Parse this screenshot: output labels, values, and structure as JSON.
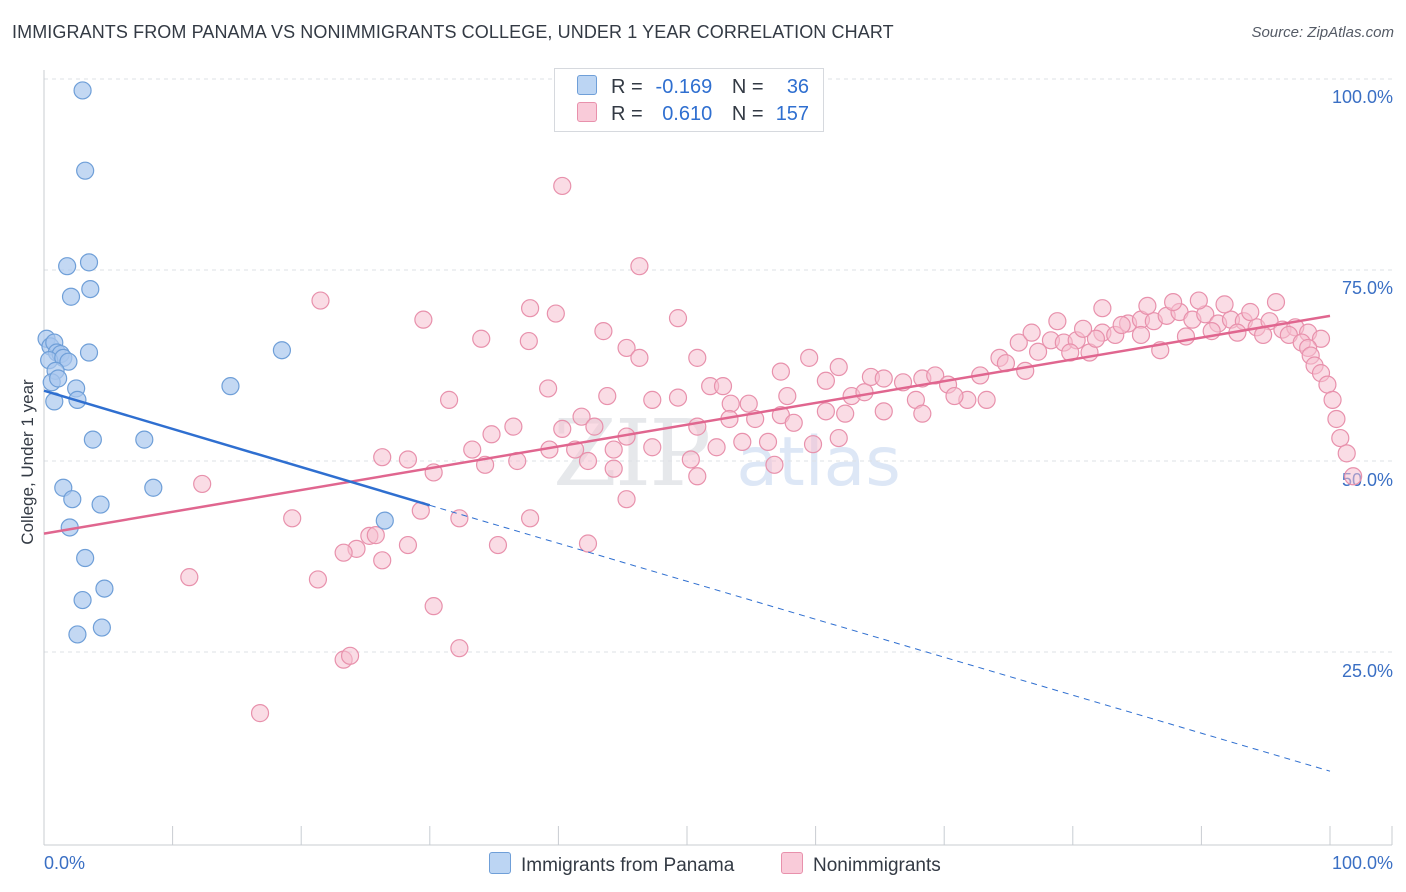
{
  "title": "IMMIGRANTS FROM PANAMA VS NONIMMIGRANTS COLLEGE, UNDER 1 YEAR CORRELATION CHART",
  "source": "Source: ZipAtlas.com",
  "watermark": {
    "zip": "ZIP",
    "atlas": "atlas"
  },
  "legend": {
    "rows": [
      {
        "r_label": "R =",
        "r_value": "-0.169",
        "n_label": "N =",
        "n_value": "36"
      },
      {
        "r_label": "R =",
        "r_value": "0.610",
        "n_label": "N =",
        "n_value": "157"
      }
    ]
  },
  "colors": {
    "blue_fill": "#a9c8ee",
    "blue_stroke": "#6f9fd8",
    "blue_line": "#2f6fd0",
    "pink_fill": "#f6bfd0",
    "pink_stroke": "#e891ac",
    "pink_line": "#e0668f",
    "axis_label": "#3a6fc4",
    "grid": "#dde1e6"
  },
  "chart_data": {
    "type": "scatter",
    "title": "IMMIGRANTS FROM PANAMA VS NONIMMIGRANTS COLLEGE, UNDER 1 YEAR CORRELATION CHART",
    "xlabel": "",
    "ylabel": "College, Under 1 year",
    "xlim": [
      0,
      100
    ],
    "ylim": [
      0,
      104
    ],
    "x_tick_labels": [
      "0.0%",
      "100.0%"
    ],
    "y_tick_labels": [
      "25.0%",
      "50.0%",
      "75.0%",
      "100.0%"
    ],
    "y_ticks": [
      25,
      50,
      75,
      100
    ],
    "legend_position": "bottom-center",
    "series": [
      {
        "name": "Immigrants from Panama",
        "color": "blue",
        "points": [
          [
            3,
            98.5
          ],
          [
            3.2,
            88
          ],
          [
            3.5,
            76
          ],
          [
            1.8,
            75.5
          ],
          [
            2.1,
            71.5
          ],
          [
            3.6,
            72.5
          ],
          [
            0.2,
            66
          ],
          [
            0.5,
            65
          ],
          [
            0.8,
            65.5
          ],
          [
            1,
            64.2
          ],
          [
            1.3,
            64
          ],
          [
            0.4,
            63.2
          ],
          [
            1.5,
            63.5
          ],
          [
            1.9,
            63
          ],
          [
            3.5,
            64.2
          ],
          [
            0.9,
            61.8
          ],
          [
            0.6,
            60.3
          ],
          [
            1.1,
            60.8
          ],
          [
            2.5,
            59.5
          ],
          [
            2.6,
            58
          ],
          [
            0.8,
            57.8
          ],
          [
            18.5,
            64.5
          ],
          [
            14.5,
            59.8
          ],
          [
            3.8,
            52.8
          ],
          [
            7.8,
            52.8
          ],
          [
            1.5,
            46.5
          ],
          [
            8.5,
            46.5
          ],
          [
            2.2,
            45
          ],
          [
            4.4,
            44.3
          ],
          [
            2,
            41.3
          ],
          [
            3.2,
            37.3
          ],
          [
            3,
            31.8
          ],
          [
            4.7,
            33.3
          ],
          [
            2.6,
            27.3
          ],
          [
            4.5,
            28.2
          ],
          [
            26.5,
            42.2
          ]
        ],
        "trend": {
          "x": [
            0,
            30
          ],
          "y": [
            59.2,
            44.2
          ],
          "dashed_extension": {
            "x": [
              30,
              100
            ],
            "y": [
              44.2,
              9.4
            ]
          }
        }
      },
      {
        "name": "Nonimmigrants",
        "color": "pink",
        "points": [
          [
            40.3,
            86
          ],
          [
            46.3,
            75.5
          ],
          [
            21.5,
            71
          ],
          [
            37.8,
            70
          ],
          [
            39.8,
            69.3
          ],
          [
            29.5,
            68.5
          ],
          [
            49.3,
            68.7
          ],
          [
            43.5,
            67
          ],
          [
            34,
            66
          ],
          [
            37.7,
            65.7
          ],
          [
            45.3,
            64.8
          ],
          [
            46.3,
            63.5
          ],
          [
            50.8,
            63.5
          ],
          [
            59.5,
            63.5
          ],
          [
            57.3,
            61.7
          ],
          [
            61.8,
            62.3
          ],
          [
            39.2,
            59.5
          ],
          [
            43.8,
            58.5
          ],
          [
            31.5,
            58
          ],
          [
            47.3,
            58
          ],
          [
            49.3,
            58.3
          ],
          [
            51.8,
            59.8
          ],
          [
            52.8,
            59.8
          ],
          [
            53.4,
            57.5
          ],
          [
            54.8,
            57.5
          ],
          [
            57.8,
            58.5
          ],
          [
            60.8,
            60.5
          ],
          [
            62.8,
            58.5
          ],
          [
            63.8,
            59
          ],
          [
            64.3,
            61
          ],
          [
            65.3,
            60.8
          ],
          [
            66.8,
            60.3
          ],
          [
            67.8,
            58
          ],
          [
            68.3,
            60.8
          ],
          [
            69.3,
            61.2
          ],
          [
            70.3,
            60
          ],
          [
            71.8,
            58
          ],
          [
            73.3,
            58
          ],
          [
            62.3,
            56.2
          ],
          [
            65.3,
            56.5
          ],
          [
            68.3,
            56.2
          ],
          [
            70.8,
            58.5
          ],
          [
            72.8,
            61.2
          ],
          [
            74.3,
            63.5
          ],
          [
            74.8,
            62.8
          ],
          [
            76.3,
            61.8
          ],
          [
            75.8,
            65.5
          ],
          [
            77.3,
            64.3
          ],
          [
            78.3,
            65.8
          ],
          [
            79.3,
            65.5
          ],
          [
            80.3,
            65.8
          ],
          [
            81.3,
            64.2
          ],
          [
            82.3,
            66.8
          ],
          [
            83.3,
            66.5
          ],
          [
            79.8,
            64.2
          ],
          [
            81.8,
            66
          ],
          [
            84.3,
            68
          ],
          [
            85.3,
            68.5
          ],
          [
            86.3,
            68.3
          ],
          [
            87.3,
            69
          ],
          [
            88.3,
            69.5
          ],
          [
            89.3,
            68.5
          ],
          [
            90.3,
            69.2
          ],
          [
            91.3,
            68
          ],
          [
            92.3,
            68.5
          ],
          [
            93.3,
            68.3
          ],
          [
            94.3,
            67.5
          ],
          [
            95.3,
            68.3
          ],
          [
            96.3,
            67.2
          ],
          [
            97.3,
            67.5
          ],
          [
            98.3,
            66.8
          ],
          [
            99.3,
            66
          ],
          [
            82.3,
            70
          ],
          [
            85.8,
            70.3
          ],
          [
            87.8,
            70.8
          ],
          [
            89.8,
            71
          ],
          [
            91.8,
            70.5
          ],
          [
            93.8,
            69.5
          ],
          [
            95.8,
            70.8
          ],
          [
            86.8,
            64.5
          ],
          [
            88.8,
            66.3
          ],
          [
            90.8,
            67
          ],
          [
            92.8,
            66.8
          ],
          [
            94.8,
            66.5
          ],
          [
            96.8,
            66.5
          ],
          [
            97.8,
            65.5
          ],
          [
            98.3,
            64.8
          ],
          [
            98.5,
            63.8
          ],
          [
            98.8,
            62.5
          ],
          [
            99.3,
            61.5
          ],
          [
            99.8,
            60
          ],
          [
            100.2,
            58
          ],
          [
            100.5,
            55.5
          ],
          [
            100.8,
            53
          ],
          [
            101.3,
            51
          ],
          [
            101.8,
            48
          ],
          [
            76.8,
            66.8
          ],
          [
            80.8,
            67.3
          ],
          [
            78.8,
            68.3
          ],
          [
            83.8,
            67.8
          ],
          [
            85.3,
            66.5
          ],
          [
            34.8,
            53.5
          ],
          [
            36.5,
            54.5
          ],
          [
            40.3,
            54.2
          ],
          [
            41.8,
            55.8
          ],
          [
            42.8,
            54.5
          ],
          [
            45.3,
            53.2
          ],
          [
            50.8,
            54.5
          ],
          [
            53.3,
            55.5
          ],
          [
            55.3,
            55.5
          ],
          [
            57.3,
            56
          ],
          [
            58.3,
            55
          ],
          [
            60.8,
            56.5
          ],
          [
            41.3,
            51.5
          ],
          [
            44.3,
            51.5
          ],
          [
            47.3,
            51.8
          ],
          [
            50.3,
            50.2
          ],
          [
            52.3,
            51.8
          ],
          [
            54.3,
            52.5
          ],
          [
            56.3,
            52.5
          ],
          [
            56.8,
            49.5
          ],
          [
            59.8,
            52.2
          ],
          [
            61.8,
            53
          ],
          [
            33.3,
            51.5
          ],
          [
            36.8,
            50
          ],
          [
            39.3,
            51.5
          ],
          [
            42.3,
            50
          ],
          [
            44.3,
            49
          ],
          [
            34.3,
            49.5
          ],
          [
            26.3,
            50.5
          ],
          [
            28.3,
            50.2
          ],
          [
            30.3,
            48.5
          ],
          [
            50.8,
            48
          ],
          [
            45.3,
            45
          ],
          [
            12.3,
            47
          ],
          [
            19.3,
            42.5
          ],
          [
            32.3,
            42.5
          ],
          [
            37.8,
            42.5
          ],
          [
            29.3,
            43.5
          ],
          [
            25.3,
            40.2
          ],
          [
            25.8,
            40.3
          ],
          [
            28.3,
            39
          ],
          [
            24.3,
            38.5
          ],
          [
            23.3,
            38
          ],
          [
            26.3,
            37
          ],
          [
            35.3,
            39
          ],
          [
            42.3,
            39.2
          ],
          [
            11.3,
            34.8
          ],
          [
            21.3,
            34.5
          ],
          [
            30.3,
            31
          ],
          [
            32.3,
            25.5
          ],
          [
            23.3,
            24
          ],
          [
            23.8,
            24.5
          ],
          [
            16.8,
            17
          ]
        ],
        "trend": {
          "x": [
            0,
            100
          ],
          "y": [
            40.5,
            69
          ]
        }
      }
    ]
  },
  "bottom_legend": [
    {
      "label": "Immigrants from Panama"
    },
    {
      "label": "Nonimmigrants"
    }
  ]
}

PROBLEM TO SOLVE:
From the data, pick out every line that includes "name".

ANSWER:
        "name": "Immigrants from Panama",
        "name": "Nonimmigrants",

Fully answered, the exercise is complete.